[start]

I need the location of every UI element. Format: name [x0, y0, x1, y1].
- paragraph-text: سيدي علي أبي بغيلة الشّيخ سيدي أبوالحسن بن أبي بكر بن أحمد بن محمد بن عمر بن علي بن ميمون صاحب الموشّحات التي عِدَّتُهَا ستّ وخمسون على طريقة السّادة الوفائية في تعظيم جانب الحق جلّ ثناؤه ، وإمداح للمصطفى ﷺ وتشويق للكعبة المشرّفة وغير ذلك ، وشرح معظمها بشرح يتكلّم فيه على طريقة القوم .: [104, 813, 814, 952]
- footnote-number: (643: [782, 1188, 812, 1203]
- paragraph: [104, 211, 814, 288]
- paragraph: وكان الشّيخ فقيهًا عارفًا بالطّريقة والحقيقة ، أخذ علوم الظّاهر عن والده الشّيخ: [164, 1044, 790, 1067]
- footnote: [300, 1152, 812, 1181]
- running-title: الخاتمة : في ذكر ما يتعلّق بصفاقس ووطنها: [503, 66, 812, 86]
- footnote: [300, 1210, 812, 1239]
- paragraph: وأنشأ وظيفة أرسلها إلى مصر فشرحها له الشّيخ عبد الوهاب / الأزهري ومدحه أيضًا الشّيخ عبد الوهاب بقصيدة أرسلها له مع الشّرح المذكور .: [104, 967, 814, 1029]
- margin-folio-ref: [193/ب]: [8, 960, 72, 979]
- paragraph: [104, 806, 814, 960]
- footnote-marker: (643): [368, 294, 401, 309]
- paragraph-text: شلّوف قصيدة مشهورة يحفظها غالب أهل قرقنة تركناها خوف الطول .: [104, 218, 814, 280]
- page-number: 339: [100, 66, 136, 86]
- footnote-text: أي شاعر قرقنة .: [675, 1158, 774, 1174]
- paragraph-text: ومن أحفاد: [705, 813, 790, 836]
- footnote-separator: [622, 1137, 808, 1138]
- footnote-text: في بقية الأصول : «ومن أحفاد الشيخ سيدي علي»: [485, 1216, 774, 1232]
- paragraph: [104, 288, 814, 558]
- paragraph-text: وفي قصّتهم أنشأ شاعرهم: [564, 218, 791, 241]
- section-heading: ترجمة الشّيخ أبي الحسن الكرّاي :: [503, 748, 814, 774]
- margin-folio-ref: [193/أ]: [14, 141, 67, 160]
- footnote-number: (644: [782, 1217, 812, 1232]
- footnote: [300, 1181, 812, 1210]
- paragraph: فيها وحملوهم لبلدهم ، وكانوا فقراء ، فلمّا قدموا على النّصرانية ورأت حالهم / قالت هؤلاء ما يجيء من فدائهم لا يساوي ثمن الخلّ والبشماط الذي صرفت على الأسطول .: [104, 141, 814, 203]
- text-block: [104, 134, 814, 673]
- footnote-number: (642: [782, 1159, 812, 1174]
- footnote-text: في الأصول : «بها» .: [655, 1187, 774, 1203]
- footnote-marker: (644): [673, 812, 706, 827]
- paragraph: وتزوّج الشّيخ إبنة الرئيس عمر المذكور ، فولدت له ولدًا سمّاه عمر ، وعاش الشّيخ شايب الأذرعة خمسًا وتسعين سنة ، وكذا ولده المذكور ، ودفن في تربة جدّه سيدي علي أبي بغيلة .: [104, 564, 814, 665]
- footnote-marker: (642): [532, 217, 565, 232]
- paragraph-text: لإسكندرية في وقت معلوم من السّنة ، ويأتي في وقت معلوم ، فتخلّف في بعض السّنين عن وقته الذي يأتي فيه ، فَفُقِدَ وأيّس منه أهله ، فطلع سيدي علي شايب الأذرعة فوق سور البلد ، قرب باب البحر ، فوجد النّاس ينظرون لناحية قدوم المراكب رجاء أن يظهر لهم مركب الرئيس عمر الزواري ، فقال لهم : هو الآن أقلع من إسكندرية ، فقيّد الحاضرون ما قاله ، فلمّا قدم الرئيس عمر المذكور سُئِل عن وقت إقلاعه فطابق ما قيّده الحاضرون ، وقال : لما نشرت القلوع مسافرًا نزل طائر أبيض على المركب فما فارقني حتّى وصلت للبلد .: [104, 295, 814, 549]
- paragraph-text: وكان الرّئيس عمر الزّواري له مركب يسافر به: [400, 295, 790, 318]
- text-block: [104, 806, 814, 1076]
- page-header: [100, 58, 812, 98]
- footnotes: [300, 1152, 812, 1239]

[end]

To be done: Copy every record above line for line, keeping each name, text and set of coordinates unchanged.

Expected output:
I need the location of every UI element. Format: name [x0, y0, x1, y1].
- paragraph-text: سيدي علي أبي بغيلة الشّيخ سيدي أبوالحسن بن أبي بكر بن أحمد بن محمد بن عمر بن علي بن ميمون صاحب الموشّحات التي عِدَّتُهَا ستّ وخمسون على طريقة السّادة الوفائية في تعظيم جانب الحق جلّ ثناؤه ، وإمداح للمصطفى ﷺ وتشويق للكعبة المشرّفة وغير ذلك ، وشرح معظمها بشرح يتكلّم فيه على طريقة القوم .: [104, 813, 814, 952]
- footnote-number: (643: [782, 1188, 812, 1203]
- paragraph: [104, 211, 814, 288]
- paragraph: وكان الشّيخ فقيهًا عارفًا بالطّريقة والحقيقة ، أخذ علوم الظّاهر عن والده الشّيخ: [164, 1044, 790, 1067]
- footnote: [300, 1152, 812, 1181]
- running-title: الخاتمة : في ذكر ما يتعلّق بصفاقس ووطنها: [503, 66, 812, 86]
- footnote: [300, 1210, 812, 1239]
- paragraph: وأنشأ وظيفة أرسلها إلى مصر فشرحها له الشّيخ عبد الوهاب / الأزهري ومدحه أيضًا الشّيخ عبد الوهاب بقصيدة أرسلها له مع الشّرح المذكور .: [104, 967, 814, 1029]
- margin-folio-ref: [193/ب]: [8, 960, 72, 979]
- paragraph: [104, 806, 814, 960]
- footnote-marker: (643): [368, 294, 401, 309]
- paragraph-text: شلّوف قصيدة مشهورة يحفظها غالب أهل قرقنة تركناها خوف الطول .: [104, 218, 814, 280]
- page-number: 339: [100, 66, 136, 86]
- footnote-text: أي شاعر قرقنة .: [675, 1158, 774, 1174]
- paragraph-text: ومن أحفاد: [705, 813, 790, 836]
- footnote-separator: [622, 1137, 808, 1138]
- footnote-text: في بقية الأصول : «ومن أحفاد الشيخ سيدي علي»: [485, 1216, 774, 1232]
- paragraph: [104, 288, 814, 558]
- paragraph-text: وفي قصّتهم أنشأ شاعرهم: [564, 218, 791, 241]
- section-heading: ترجمة الشّيخ أبي الحسن الكرّاي :: [503, 748, 814, 774]
- margin-folio-ref: [193/أ]: [14, 141, 67, 160]
- footnote-number: (644: [782, 1217, 812, 1232]
- footnote: [300, 1181, 812, 1210]
- paragraph: فيها وحملوهم لبلدهم ، وكانوا فقراء ، فلمّا قدموا على النّصرانية ورأت حالهم / قالت هؤلاء ما يجيء من فدائهم لا يساوي ثمن الخلّ والبشماط الذي صرفت على الأسطول .: [104, 141, 814, 203]
- text-block: [104, 134, 814, 673]
- footnote-number: (642: [782, 1159, 812, 1174]
- footnote-text: في الأصول : «بها» .: [655, 1187, 774, 1203]
- footnote-marker: (644): [673, 812, 706, 827]
- paragraph: وتزوّج الشّيخ إبنة الرئيس عمر المذكور ، فولدت له ولدًا سمّاه عمر ، وعاش الشّيخ شايب الأذرعة خمسًا وتسعين سنة ، وكذا ولده المذكور ، ودفن في تربة جدّه سيدي علي أبي بغيلة .: [104, 564, 814, 665]
- footnote-marker: (642): [532, 217, 565, 232]
- paragraph-text: لإسكندرية في وقت معلوم من السّنة ، ويأتي في وقت معلوم ، فتخلّف في بعض السّنين عن وقته الذي يأتي فيه ، فَفُقِدَ وأيّس منه أهله ، فطلع سيدي علي شايب الأذرعة فوق سور البلد ، قرب باب البحر ، فوجد النّاس ينظرون لناحية قدوم المراكب رجاء أن يظهر لهم مركب الرئيس عمر الزواري ، فقال لهم : هو الآن أقلع من إسكندرية ، فقيّد الحاضرون ما قاله ، فلمّا قدم الرئيس عمر المذكور سُئِل عن وقت إقلاعه فطابق ما قيّده الحاضرون ، وقال : لما نشرت القلوع مسافرًا نزل طائر أبيض على المركب فما فارقني حتّى وصلت للبلد .: [104, 295, 814, 549]
- paragraph-text: وكان الرّئيس عمر الزّواري له مركب يسافر به: [400, 295, 790, 318]
- text-block: [104, 806, 814, 1076]
- page-header: [100, 58, 812, 98]
- footnotes: [300, 1152, 812, 1239]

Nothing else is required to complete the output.